**Data:**
'''

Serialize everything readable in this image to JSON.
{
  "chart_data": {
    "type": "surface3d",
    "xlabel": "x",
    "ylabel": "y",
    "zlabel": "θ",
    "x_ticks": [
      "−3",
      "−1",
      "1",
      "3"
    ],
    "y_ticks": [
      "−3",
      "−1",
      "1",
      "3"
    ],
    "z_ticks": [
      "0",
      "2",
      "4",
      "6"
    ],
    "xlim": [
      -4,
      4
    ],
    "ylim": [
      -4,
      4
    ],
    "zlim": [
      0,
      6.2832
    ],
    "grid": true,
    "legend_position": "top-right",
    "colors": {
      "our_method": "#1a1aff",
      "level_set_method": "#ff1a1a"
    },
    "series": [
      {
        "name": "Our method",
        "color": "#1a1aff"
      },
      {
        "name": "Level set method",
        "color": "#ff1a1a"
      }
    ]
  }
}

'''

**Requirement:**
Take the listing above and set it down exactly.

**Reply to the exercise:**
Serialize everything readable in this image to JSON.
{
  "chart_data": {
    "type": "surface3d",
    "xlabel": "x",
    "ylabel": "y",
    "zlabel": "θ",
    "x_ticks": [
      "−3",
      "−1",
      "1",
      "3"
    ],
    "y_ticks": [
      "−3",
      "−1",
      "1",
      "3"
    ],
    "z_ticks": [
      "0",
      "2",
      "4",
      "6"
    ],
    "xlim": [
      -4,
      4
    ],
    "ylim": [
      -4,
      4
    ],
    "zlim": [
      0,
      6.2832
    ],
    "grid": true,
    "legend_position": "top-right",
    "colors": {
      "our_method": "#1a1aff",
      "level_set_method": "#ff1a1a"
    },
    "series": [
      {
        "name": "Our method",
        "color": "#1a1aff"
      },
      {
        "name": "Level set method",
        "color": "#ff1a1a"
      }
    ]
  }
}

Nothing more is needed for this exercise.